▸ Work to complete
Make an exact copy of the entries below with the pictures removed.

▸ Records shown
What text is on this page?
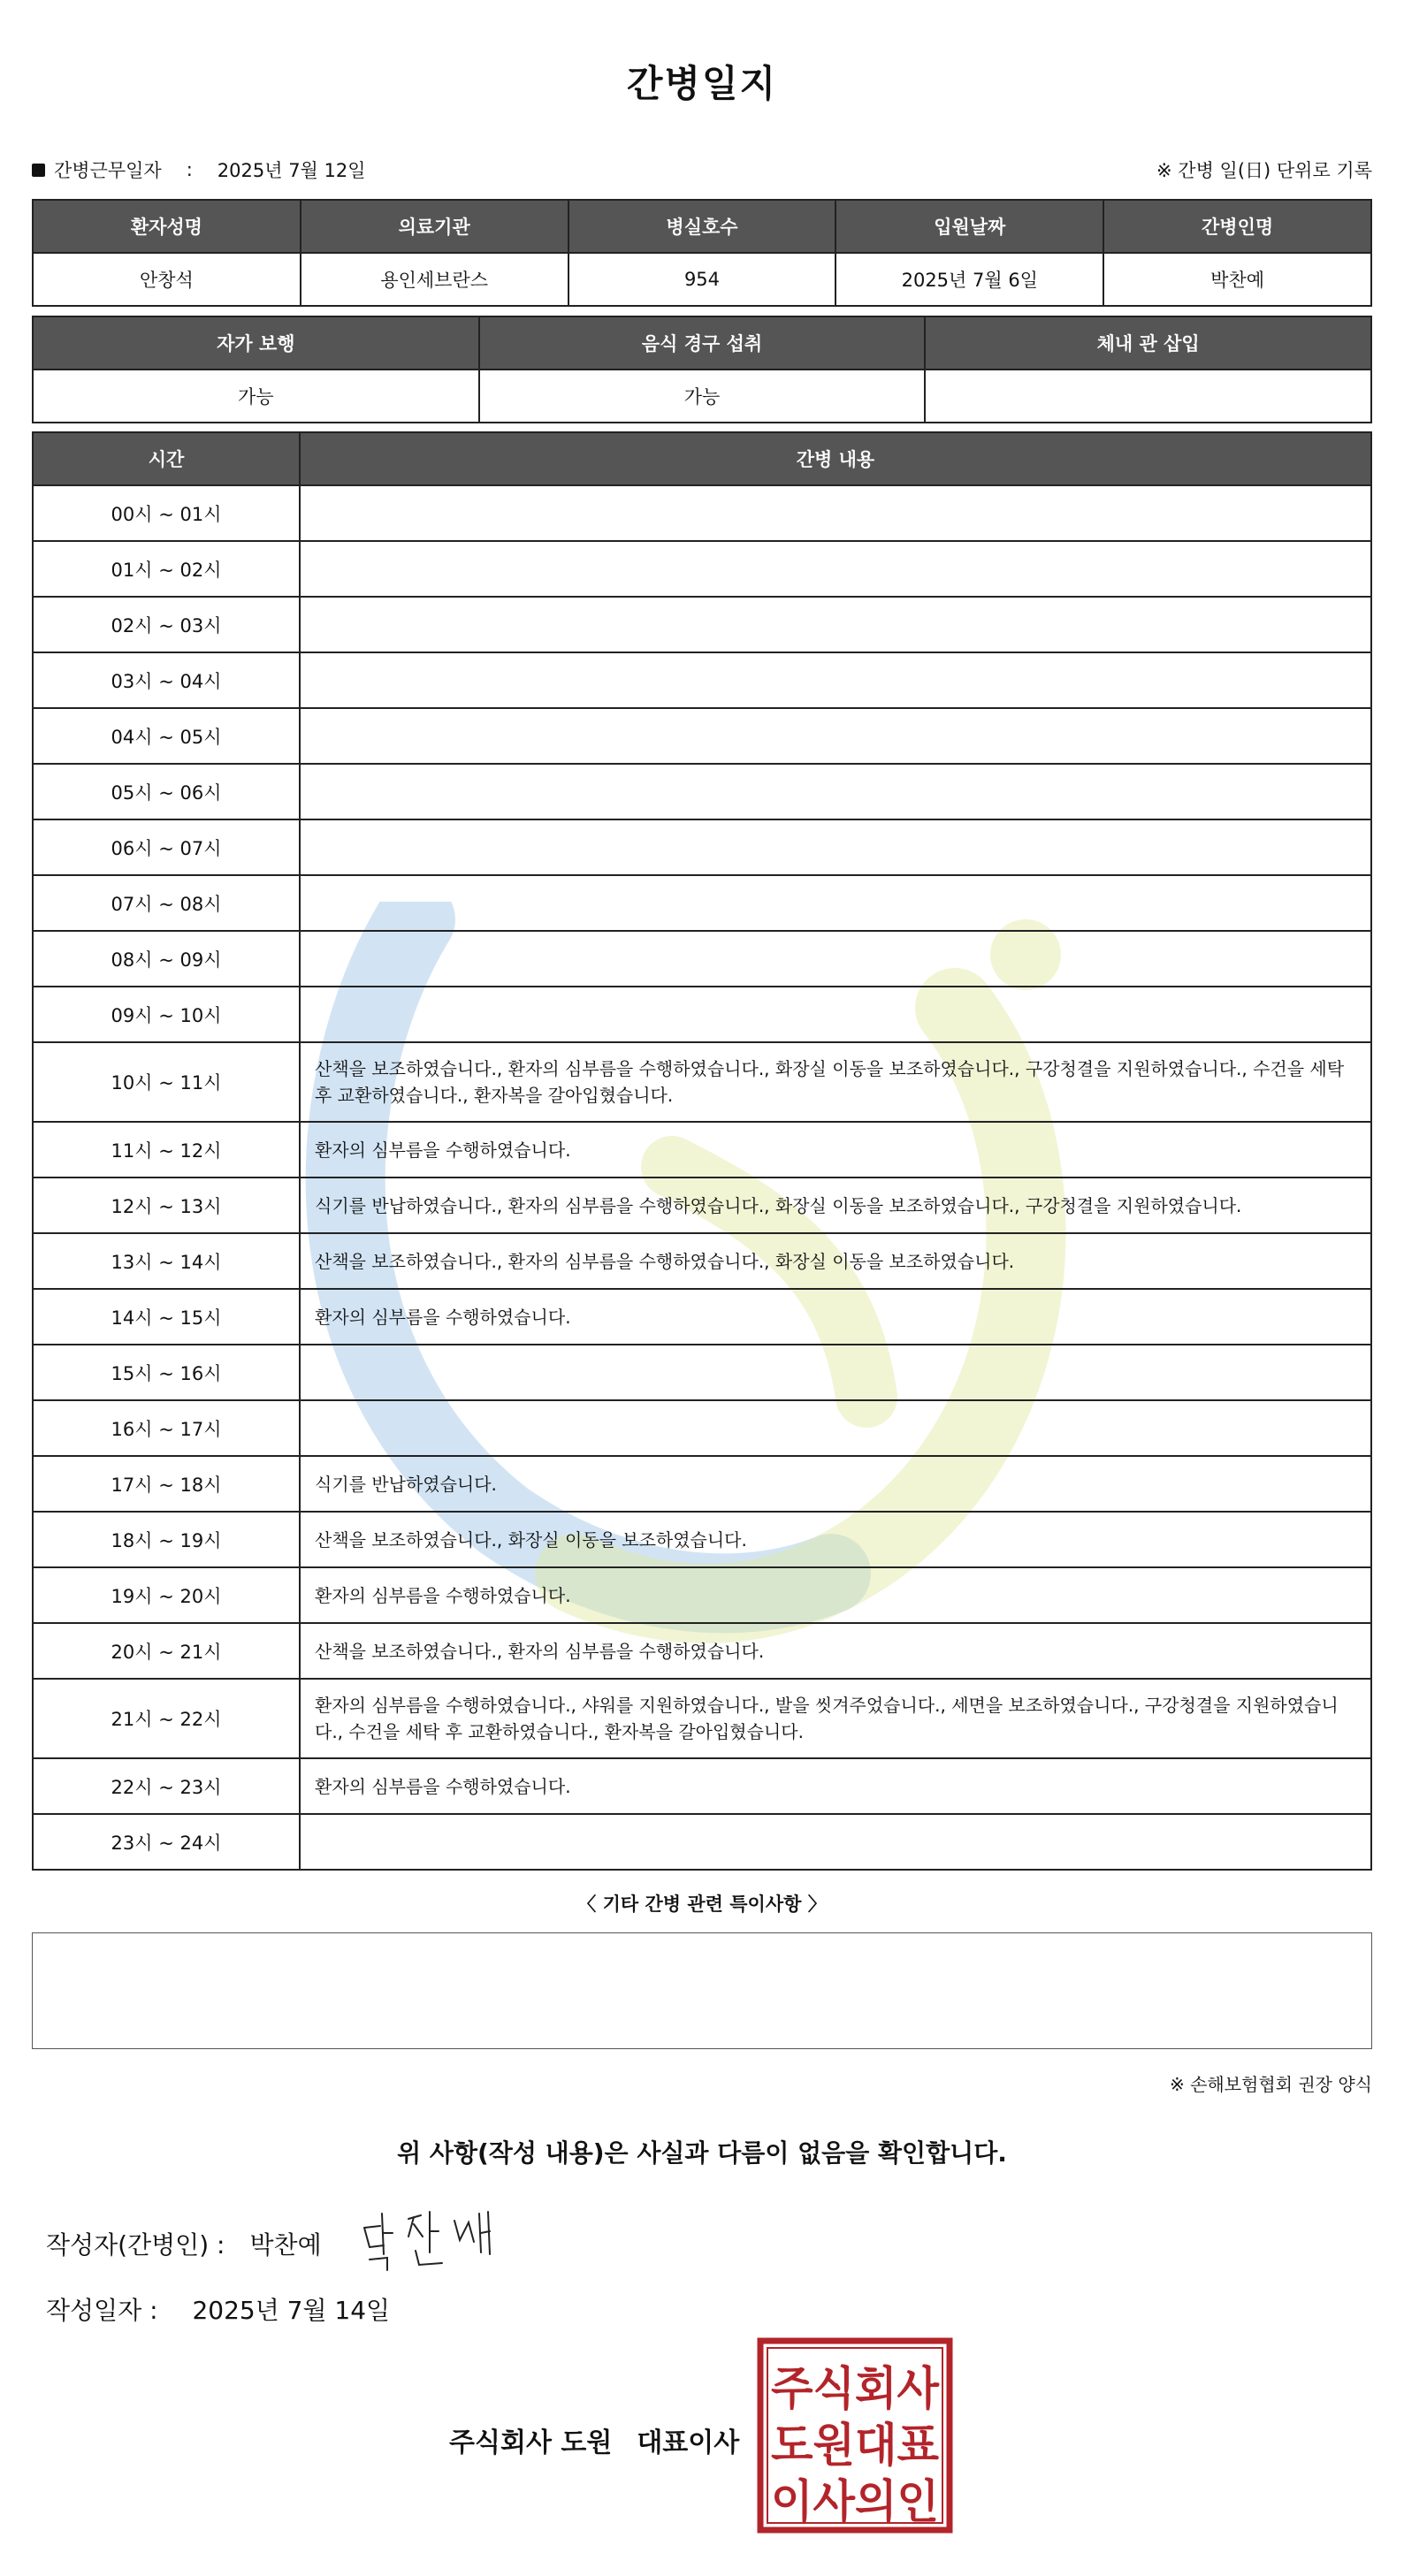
간병일지
간병근무일자 : 2025년 7월 12일	※ 간병 일(日) 단위로 기록
환자성명	의료기관	병실호수	입원날짜	간병인명
안창석	용인세브란스	954	2025년 7월 6일	박찬예
자가 보행	음식 경구 섭취	체내 관 삽입
가능	가능	
시간	간병 내용
00시 ~ 01시	
01시 ~ 02시	
02시 ~ 03시	
03시 ~ 04시	
04시 ~ 05시	
05시 ~ 06시	
06시 ~ 07시	
07시 ~ 08시	
08시 ~ 09시	
09시 ~ 10시	
10시 ~ 11시	산책을 보조하였습니다., 환자의 심부름을 수행하였습니다., 화장실 이동을 보조하였습니다., 구강청결을 지원하였습니다., 수건을 세탁 후 교환하였습니다., 환자복을 갈아입혔습니다.
11시 ~ 12시	환자의 심부름을 수행하였습니다.
12시 ~ 13시	식기를 반납하였습니다., 환자의 심부름을 수행하였습니다., 화장실 이동을 보조하였습니다., 구강청결을 지원하였습니다.
13시 ~ 14시	산책을 보조하였습니다., 환자의 심부름을 수행하였습니다., 화장실 이동을 보조하였습니다.
14시 ~ 15시	환자의 심부름을 수행하였습니다.
15시 ~ 16시	
16시 ~ 17시	
17시 ~ 18시	식기를 반납하였습니다.
18시 ~ 19시	산책을 보조하였습니다., 화장실 이동을 보조하였습니다.
19시 ~ 20시	환자의 심부름을 수행하였습니다.
20시 ~ 21시	산책을 보조하였습니다., 환자의 심부름을 수행하였습니다.
21시 ~ 22시	환자의 심부름을 수행하였습니다., 샤워를 지원하였습니다., 발을 씻겨주었습니다., 세면을 보조하였습니다., 구강청결을 지원하였습니다., 수건을 세탁 후 교환하였습니다., 환자복을 갈아입혔습니다.
22시 ~ 23시	환자의 심부름을 수행하였습니다.
23시 ~ 24시	
〈 기타 간병 관련 특이사항 〉
※ 손해보험협회 권장 양식
위 사항(작성 내용)은 사실과 다름이 없음을 확인합니다.
작성자(간병인) : 박찬예
작성일자 : 2025년 7월 14일
주식회사 도원 대표이사
주식회사
도원대표
이사의인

▸ Full output
What text is on this page?
간병일지
간병근무일자 : 2025년 7월 12일	※ 간병 일(日) 단위로 기록
환자성명	의료기관	병실호수	입원날짜	간병인명
안창석	용인세브란스	954	2025년 7월 6일	박찬예
자가 보행	음식 경구 섭취	체내 관 삽입
가능	가능	
시간	간병 내용
00시 ~ 01시	
01시 ~ 02시	
02시 ~ 03시	
03시 ~ 04시	
04시 ~ 05시	
05시 ~ 06시	
06시 ~ 07시	
07시 ~ 08시	
08시 ~ 09시	
09시 ~ 10시	
10시 ~ 11시	산책을 보조하였습니다., 환자의 심부름을 수행하였습니다., 화장실 이동을 보조하였습니다., 구강청결을 지원하였습니다., 수건을 세탁 후 교환하였습니다., 환자복을 갈아입혔습니다.
11시 ~ 12시	환자의 심부름을 수행하였습니다.
12시 ~ 13시	식기를 반납하였습니다., 환자의 심부름을 수행하였습니다., 화장실 이동을 보조하였습니다., 구강청결을 지원하였습니다.
13시 ~ 14시	산책을 보조하였습니다., 환자의 심부름을 수행하였습니다., 화장실 이동을 보조하였습니다.
14시 ~ 15시	환자의 심부름을 수행하였습니다.
15시 ~ 16시	
16시 ~ 17시	
17시 ~ 18시	식기를 반납하였습니다.
18시 ~ 19시	산책을 보조하였습니다., 화장실 이동을 보조하였습니다.
19시 ~ 20시	환자의 심부름을 수행하였습니다.
20시 ~ 21시	산책을 보조하였습니다., 환자의 심부름을 수행하였습니다.
21시 ~ 22시	환자의 심부름을 수행하였습니다., 샤워를 지원하였습니다., 발을 씻겨주었습니다., 세면을 보조하였습니다., 구강청결을 지원하였습니다., 수건을 세탁 후 교환하였습니다., 환자복을 갈아입혔습니다.
22시 ~ 23시	환자의 심부름을 수행하였습니다.
23시 ~ 24시	
〈 기타 간병 관련 특이사항 〉
※ 손해보험협회 권장 양식
위 사항(작성 내용)은 사실과 다름이 없음을 확인합니다.
작성자(간병인) : 박찬예
작성일자 : 2025년 7월 14일
주식회사 도원 대표이사
주식회사
도원대표
이사의인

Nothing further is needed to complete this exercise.